Source records
------------

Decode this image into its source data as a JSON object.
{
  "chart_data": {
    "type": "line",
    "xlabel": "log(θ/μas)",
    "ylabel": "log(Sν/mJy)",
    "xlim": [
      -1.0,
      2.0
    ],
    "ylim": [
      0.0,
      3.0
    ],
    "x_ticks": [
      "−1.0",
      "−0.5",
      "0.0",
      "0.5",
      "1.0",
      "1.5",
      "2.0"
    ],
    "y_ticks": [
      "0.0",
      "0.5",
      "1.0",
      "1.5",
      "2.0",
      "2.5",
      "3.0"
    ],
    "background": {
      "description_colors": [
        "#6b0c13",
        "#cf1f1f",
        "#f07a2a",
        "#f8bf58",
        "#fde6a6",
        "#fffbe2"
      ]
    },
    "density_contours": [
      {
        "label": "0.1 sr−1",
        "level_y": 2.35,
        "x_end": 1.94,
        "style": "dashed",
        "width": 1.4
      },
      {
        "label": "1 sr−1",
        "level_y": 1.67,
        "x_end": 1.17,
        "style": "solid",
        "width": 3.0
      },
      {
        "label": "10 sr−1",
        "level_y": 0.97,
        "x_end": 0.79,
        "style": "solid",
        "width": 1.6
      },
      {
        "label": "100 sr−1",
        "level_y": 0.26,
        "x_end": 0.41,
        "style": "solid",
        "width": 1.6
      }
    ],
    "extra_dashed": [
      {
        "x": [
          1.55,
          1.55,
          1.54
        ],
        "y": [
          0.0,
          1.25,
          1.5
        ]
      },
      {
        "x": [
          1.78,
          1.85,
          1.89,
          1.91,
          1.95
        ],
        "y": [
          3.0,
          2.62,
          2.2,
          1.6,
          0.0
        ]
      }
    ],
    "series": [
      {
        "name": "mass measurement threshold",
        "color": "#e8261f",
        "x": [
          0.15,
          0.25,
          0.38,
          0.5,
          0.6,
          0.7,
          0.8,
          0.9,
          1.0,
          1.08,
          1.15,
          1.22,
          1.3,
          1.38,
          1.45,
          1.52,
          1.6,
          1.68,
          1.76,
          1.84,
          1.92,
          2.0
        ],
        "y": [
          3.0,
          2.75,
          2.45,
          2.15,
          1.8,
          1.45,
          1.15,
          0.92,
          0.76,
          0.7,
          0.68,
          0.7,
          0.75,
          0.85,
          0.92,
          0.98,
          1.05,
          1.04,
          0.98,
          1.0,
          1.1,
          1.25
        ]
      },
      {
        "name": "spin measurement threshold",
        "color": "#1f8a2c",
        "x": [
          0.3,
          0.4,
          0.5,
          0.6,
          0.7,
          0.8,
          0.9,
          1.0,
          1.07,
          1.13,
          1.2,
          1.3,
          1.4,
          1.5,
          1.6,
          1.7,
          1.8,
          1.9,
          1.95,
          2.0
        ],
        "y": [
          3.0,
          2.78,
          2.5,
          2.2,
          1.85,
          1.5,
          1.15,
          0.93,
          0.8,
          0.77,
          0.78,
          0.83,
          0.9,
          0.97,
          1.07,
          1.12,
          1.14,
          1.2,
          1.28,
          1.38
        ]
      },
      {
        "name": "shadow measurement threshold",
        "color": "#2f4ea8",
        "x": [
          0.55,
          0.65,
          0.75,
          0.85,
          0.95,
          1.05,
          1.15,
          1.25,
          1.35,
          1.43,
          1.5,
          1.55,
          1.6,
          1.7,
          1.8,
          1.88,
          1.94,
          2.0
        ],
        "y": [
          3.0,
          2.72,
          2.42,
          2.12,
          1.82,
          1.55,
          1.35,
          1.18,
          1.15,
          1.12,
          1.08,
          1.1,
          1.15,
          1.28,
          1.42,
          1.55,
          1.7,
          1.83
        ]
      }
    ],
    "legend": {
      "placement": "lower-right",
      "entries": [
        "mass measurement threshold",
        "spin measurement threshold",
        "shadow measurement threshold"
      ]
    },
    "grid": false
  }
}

------------

=== TASK DESCRIPTION ===
Return the whole listing exactly, with every line included.

=== WORKED SOLUTION ===
Decode this image into its source data as a JSON object.
{
  "chart_data": {
    "type": "line",
    "xlabel": "log(θ/μas)",
    "ylabel": "log(Sν/mJy)",
    "xlim": [
      -1.0,
      2.0
    ],
    "ylim": [
      0.0,
      3.0
    ],
    "x_ticks": [
      "−1.0",
      "−0.5",
      "0.0",
      "0.5",
      "1.0",
      "1.5",
      "2.0"
    ],
    "y_ticks": [
      "0.0",
      "0.5",
      "1.0",
      "1.5",
      "2.0",
      "2.5",
      "3.0"
    ],
    "background": {
      "description_colors": [
        "#6b0c13",
        "#cf1f1f",
        "#f07a2a",
        "#f8bf58",
        "#fde6a6",
        "#fffbe2"
      ]
    },
    "density_contours": [
      {
        "label": "0.1 sr−1",
        "level_y": 2.35,
        "x_end": 1.94,
        "style": "dashed",
        "width": 1.4
      },
      {
        "label": "1 sr−1",
        "level_y": 1.67,
        "x_end": 1.17,
        "style": "solid",
        "width": 3.0
      },
      {
        "label": "10 sr−1",
        "level_y": 0.97,
        "x_end": 0.79,
        "style": "solid",
        "width": 1.6
      },
      {
        "label": "100 sr−1",
        "level_y": 0.26,
        "x_end": 0.41,
        "style": "solid",
        "width": 1.6
      }
    ],
    "extra_dashed": [
      {
        "x": [
          1.55,
          1.55,
          1.54
        ],
        "y": [
          0.0,
          1.25,
          1.5
        ]
      },
      {
        "x": [
          1.78,
          1.85,
          1.89,
          1.91,
          1.95
        ],
        "y": [
          3.0,
          2.62,
          2.2,
          1.6,
          0.0
        ]
      }
    ],
    "series": [
      {
        "name": "mass measurement threshold",
        "color": "#e8261f",
        "x": [
          0.15,
          0.25,
          0.38,
          0.5,
          0.6,
          0.7,
          0.8,
          0.9,
          1.0,
          1.08,
          1.15,
          1.22,
          1.3,
          1.38,
          1.45,
          1.52,
          1.6,
          1.68,
          1.76,
          1.84,
          1.92,
          2.0
        ],
        "y": [
          3.0,
          2.75,
          2.45,
          2.15,
          1.8,
          1.45,
          1.15,
          0.92,
          0.76,
          0.7,
          0.68,
          0.7,
          0.75,
          0.85,
          0.92,
          0.98,
          1.05,
          1.04,
          0.98,
          1.0,
          1.1,
          1.25
        ]
      },
      {
        "name": "spin measurement threshold",
        "color": "#1f8a2c",
        "x": [
          0.3,
          0.4,
          0.5,
          0.6,
          0.7,
          0.8,
          0.9,
          1.0,
          1.07,
          1.13,
          1.2,
          1.3,
          1.4,
          1.5,
          1.6,
          1.7,
          1.8,
          1.9,
          1.95,
          2.0
        ],
        "y": [
          3.0,
          2.78,
          2.5,
          2.2,
          1.85,
          1.5,
          1.15,
          0.93,
          0.8,
          0.77,
          0.78,
          0.83,
          0.9,
          0.97,
          1.07,
          1.12,
          1.14,
          1.2,
          1.28,
          1.38
        ]
      },
      {
        "name": "shadow measurement threshold",
        "color": "#2f4ea8",
        "x": [
          0.55,
          0.65,
          0.75,
          0.85,
          0.95,
          1.05,
          1.15,
          1.25,
          1.35,
          1.43,
          1.5,
          1.55,
          1.6,
          1.7,
          1.8,
          1.88,
          1.94,
          2.0
        ],
        "y": [
          3.0,
          2.72,
          2.42,
          2.12,
          1.82,
          1.55,
          1.35,
          1.18,
          1.15,
          1.12,
          1.08,
          1.1,
          1.15,
          1.28,
          1.42,
          1.55,
          1.7,
          1.83
        ]
      }
    ],
    "legend": {
      "placement": "lower-right",
      "entries": [
        "mass measurement threshold",
        "spin measurement threshold",
        "shadow measurement threshold"
      ]
    },
    "grid": false
  }
}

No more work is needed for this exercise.